**Exercise objective**. Only lines holding the string "juice" are wanted; copy each one from the material.

**Data**.

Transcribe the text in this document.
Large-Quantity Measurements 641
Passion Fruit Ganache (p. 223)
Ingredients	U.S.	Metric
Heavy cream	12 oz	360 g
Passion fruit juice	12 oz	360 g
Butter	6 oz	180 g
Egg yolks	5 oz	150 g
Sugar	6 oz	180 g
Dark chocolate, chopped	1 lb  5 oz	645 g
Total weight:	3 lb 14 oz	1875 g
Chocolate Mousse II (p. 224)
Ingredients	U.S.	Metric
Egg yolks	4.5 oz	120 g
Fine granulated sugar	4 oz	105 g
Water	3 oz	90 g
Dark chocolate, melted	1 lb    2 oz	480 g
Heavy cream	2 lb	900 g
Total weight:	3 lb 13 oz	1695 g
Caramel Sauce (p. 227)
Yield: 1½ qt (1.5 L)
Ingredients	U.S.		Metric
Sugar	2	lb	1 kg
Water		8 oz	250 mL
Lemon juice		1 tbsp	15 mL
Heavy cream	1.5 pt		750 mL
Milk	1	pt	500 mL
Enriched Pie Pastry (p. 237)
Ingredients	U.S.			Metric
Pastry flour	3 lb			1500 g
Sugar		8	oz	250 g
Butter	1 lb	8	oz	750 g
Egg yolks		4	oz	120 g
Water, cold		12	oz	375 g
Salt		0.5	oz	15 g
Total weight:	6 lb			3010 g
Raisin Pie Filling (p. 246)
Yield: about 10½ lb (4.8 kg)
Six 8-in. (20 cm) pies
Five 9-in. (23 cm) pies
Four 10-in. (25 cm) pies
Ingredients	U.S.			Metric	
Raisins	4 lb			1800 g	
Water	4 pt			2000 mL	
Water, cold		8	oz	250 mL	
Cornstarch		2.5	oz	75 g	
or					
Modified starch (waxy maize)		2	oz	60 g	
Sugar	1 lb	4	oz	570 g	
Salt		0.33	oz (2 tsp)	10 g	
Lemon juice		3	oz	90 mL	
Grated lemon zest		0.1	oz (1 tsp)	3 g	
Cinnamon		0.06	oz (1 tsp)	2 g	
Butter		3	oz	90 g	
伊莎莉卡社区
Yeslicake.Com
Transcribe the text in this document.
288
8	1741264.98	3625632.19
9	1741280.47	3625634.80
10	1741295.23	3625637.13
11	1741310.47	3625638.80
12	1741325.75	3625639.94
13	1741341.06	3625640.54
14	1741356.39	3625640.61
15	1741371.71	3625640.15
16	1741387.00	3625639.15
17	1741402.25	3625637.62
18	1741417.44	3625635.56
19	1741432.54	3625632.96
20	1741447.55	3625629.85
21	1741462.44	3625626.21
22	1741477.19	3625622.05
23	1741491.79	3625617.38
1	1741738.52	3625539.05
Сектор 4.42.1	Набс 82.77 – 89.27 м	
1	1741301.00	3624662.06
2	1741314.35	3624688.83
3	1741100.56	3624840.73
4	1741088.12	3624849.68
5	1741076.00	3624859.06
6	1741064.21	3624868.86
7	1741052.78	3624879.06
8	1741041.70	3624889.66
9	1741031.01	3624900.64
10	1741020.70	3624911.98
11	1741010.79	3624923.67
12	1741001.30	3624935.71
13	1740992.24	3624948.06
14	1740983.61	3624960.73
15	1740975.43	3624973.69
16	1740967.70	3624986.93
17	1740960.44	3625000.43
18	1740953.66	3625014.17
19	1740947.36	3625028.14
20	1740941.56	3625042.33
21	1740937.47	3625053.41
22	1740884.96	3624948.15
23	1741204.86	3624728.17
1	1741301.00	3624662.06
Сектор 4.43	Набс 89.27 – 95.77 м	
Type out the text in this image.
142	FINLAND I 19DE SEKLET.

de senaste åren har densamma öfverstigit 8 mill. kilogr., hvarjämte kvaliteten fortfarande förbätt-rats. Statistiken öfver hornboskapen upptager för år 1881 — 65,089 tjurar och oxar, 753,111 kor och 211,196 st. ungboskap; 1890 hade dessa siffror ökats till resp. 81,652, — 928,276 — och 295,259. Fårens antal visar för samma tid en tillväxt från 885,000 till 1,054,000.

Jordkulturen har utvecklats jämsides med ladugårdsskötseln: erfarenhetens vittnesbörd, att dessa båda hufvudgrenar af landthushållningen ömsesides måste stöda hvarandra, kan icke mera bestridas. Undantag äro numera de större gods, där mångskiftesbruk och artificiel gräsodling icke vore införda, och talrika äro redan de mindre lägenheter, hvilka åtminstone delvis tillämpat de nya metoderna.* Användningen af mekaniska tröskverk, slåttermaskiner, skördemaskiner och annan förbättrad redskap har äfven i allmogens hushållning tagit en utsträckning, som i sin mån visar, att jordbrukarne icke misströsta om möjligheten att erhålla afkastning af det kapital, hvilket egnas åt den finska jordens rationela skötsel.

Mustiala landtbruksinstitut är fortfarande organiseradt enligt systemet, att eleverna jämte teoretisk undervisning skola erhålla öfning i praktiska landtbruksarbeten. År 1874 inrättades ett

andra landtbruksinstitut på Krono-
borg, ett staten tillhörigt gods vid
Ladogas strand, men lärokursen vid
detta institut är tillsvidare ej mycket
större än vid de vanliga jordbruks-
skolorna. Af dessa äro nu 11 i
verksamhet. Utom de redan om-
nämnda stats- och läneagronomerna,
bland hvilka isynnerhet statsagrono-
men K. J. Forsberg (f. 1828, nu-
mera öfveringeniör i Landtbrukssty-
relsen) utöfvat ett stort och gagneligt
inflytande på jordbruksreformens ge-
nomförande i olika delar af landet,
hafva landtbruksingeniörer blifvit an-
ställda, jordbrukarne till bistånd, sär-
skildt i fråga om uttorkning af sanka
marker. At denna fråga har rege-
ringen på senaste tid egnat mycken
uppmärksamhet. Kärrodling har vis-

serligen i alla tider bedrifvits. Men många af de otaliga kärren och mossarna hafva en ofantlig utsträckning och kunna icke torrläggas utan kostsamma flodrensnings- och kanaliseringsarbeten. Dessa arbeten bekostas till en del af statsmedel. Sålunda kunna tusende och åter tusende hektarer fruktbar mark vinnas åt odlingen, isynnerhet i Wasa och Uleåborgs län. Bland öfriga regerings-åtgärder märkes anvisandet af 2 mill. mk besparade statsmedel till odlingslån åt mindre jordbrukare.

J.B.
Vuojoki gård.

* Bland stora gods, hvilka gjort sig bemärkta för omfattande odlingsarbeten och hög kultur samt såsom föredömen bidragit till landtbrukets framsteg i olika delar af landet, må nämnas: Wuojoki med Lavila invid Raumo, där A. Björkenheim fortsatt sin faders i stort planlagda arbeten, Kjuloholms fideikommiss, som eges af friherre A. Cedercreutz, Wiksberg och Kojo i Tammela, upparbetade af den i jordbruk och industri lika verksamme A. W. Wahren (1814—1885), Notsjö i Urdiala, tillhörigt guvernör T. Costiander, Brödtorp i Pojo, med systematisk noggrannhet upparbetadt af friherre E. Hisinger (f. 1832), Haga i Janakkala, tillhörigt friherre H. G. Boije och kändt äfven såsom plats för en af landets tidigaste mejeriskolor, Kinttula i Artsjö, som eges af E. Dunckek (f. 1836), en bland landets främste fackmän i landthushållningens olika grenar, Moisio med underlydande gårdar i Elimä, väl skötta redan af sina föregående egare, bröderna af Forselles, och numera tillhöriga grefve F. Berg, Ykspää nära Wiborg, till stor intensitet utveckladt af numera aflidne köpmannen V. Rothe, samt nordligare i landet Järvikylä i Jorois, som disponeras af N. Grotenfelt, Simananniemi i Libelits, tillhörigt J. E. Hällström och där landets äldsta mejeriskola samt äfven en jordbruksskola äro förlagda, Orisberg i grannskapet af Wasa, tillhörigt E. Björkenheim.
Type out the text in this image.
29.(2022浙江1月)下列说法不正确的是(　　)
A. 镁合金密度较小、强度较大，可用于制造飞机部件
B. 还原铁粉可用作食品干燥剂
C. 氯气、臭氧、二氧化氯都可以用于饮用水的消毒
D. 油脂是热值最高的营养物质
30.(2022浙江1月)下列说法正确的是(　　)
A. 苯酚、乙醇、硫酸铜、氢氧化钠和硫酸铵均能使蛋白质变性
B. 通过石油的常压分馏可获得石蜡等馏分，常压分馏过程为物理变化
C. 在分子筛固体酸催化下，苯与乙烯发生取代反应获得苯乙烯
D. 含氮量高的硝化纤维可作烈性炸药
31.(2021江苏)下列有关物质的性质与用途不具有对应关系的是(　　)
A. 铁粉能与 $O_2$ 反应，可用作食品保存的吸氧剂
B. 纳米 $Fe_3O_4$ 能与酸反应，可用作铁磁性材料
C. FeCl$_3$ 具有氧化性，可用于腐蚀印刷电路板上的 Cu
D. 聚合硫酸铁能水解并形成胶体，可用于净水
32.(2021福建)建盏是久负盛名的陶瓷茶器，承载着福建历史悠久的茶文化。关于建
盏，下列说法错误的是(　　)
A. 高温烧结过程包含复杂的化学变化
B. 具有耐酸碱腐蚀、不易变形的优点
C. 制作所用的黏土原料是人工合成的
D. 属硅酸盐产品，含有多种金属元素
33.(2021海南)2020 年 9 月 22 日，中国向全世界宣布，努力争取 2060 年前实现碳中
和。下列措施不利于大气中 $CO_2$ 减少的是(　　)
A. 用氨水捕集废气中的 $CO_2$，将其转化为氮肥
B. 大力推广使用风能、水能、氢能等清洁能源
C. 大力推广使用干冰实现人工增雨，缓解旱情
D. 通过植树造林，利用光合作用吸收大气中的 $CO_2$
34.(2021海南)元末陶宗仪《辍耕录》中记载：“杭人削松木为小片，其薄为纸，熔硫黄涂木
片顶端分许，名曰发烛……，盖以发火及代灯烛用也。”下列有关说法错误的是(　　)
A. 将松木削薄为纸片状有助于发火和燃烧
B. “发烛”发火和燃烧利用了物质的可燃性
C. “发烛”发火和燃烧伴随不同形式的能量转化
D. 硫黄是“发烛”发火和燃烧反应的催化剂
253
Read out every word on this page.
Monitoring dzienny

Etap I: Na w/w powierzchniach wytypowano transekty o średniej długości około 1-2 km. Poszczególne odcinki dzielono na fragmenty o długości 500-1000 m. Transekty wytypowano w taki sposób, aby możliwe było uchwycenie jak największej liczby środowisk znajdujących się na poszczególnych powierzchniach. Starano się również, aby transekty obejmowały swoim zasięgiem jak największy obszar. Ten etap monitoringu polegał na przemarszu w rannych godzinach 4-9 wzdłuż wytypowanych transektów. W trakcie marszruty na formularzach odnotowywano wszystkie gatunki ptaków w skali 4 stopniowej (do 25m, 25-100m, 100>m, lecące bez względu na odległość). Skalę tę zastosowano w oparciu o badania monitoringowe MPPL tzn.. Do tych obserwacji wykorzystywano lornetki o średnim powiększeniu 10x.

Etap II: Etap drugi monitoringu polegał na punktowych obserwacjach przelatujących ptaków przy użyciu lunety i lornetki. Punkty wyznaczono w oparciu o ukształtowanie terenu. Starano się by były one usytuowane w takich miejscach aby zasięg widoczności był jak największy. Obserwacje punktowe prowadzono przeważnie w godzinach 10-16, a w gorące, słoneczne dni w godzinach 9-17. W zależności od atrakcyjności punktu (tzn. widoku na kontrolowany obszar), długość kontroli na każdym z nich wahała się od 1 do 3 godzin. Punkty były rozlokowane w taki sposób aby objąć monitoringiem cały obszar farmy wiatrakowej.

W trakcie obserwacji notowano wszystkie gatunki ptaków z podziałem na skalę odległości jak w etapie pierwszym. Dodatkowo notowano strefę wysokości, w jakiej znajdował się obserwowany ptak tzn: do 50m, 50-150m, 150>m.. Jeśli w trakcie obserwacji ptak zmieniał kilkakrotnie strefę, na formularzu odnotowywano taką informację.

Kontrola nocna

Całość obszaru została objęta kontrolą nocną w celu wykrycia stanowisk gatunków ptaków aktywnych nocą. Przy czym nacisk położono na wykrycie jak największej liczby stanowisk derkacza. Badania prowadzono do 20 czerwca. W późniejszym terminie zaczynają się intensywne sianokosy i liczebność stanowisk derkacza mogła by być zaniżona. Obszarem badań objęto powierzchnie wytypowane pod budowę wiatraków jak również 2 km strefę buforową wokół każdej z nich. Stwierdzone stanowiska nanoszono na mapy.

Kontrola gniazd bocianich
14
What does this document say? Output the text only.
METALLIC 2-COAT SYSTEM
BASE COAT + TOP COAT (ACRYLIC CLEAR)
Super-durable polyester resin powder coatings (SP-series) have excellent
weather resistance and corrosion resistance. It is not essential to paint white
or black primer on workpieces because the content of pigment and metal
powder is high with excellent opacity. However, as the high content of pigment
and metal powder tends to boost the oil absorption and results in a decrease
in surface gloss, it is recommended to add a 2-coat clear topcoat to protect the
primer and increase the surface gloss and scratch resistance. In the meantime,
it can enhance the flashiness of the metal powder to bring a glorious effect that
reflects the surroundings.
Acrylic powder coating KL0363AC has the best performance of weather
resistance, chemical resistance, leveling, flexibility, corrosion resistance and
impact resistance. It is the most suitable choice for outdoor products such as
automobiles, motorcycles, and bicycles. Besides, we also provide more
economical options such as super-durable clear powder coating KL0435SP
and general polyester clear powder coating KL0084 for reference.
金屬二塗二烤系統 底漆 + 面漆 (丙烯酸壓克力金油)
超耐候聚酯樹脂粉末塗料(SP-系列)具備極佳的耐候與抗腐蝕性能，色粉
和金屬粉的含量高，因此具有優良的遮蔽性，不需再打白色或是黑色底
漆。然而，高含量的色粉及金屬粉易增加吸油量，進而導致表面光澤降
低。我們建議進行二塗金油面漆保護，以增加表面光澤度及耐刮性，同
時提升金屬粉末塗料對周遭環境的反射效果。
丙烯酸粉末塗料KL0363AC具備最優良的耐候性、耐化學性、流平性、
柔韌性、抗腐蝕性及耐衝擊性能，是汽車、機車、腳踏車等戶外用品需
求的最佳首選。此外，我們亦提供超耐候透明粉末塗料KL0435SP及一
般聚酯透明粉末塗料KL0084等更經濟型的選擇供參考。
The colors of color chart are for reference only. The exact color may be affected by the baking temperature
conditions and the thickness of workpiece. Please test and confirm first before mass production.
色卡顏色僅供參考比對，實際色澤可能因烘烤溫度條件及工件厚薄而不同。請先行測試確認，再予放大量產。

**Task result**.
Passion fruit juice	12 oz	360 g
Lemon juice		1 tbsp	15 mL
Lemon juice		3	oz	90 mL	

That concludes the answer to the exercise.